SUPPLIED MATERIAL —
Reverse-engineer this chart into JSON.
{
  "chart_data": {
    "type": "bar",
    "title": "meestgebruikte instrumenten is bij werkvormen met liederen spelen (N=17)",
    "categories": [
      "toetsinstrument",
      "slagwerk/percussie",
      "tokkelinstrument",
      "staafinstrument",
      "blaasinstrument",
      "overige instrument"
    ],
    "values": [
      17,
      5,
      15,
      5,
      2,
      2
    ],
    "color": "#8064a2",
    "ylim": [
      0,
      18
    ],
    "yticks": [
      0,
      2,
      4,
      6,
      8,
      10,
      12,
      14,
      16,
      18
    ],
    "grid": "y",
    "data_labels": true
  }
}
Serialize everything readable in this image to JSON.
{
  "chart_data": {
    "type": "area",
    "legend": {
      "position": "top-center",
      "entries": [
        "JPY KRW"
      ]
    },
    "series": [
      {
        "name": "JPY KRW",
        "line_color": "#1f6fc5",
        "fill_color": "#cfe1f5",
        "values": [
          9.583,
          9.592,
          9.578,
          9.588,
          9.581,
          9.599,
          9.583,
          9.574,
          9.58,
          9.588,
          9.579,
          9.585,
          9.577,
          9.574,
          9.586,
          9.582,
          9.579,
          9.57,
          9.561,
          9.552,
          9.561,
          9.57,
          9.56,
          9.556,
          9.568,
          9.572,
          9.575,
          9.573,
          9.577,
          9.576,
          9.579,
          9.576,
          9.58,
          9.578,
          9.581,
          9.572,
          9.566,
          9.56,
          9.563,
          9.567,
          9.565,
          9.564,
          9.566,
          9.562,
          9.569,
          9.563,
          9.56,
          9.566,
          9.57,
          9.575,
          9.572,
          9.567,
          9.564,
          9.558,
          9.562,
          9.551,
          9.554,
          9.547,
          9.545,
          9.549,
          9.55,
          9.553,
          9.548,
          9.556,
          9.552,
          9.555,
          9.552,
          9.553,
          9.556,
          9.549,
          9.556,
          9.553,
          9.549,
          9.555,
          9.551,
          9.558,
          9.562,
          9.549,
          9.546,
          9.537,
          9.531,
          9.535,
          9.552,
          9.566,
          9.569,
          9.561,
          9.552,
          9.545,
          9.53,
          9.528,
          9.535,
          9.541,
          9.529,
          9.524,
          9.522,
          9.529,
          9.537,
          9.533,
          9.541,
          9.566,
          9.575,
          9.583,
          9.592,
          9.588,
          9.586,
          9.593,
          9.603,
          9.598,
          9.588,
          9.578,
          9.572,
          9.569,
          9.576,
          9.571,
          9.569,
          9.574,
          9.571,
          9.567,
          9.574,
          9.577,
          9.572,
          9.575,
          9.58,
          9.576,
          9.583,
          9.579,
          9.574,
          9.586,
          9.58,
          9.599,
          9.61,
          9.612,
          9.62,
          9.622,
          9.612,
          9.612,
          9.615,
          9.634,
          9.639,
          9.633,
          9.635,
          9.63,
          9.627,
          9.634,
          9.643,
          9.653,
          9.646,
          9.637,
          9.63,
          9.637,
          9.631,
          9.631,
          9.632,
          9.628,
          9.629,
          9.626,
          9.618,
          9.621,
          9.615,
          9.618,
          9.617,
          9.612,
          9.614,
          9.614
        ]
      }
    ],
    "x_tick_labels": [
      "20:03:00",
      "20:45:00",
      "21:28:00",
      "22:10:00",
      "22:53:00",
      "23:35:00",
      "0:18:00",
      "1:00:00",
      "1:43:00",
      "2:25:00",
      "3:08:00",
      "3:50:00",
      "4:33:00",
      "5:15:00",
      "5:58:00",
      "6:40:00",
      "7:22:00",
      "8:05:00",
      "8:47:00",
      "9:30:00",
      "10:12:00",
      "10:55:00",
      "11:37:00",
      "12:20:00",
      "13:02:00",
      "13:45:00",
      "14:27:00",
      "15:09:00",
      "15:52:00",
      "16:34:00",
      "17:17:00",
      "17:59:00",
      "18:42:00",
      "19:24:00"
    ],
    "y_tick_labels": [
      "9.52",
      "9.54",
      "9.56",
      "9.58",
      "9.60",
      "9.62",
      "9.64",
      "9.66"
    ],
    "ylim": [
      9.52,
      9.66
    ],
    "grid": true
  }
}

==

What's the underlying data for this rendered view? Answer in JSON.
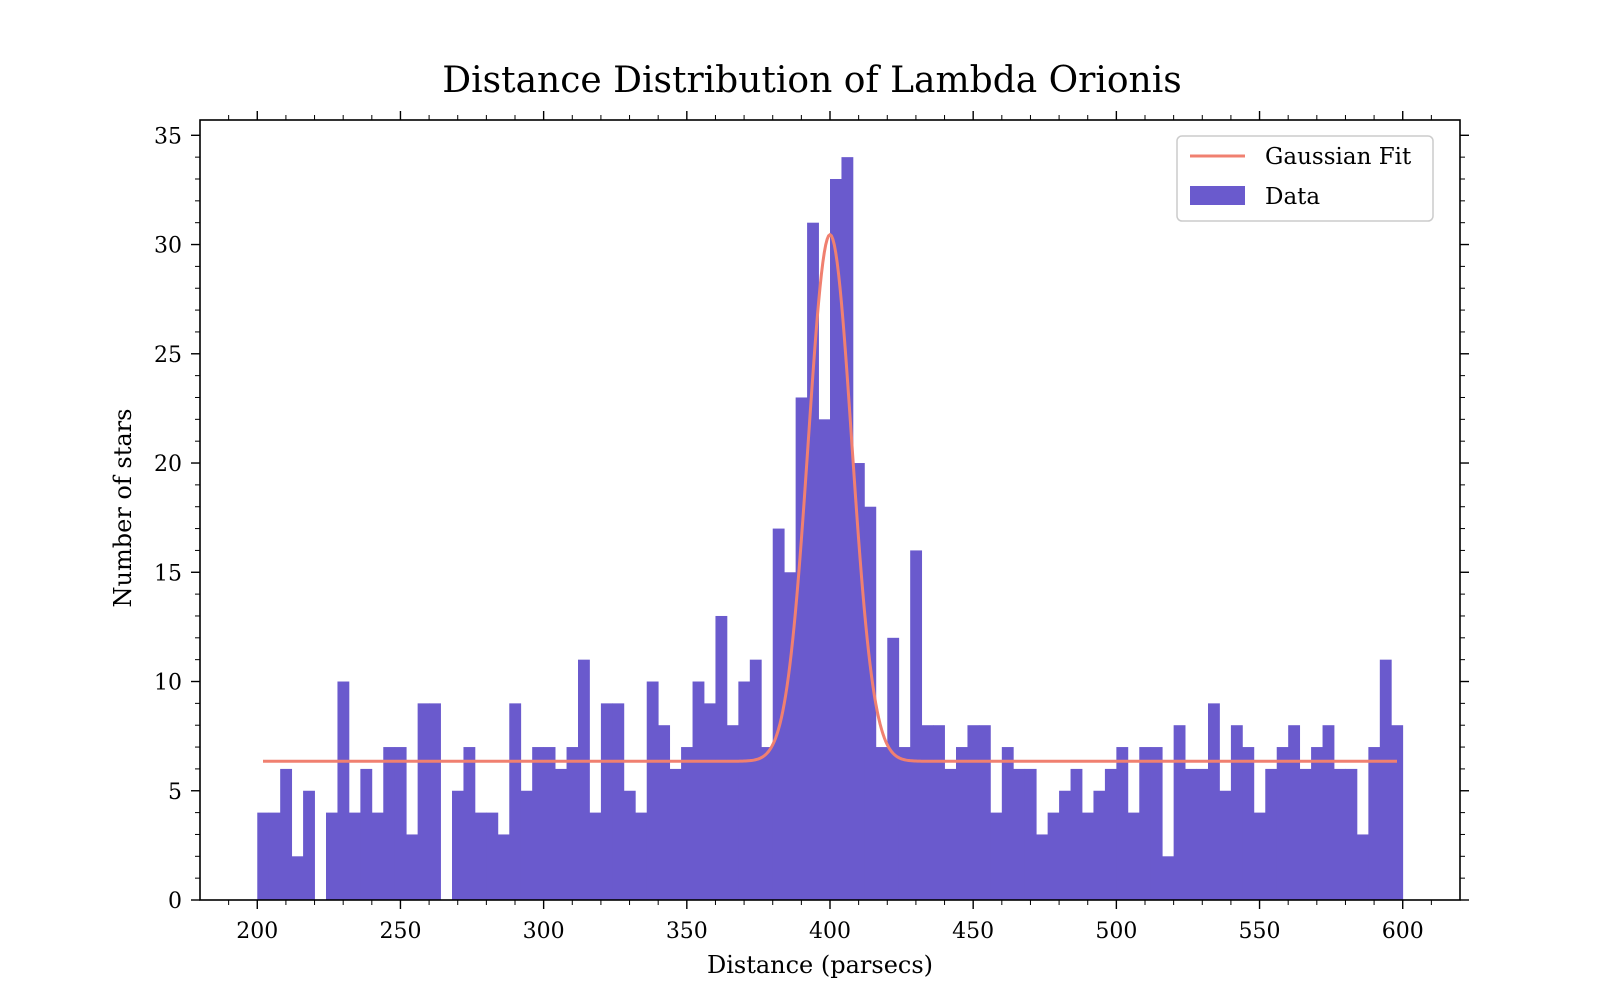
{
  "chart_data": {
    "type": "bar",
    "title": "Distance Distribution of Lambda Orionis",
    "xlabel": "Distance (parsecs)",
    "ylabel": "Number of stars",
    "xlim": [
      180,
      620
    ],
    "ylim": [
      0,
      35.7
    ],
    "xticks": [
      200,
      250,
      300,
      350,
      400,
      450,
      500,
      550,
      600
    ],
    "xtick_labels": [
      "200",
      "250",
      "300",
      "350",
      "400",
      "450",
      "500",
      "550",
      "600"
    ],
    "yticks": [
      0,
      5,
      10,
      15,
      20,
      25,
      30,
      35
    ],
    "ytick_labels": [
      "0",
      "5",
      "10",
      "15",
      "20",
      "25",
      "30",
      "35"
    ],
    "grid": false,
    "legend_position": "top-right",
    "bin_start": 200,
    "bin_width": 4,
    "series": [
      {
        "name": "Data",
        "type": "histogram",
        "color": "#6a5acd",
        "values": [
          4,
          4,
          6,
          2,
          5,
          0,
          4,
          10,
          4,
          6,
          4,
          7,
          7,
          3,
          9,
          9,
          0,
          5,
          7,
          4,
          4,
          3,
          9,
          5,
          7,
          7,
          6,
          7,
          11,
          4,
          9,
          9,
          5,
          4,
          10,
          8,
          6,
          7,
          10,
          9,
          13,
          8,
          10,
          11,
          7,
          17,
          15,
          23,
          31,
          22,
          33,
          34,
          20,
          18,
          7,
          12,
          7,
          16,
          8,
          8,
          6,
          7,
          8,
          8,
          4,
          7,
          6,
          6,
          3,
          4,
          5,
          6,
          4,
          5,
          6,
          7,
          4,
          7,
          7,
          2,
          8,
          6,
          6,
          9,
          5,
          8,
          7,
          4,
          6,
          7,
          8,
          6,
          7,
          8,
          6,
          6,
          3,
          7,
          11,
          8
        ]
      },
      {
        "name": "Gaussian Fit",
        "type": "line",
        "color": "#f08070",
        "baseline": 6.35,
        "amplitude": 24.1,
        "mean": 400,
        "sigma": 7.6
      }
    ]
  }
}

TASK REQUIREMENTS —
From the material above, gather all lines that include the string "name" and copy them.

OUTPUT OF THE EXERCISE —
        "name": "JPY KRW",
        "name": "Data",
        "name": "Gaussian Fit",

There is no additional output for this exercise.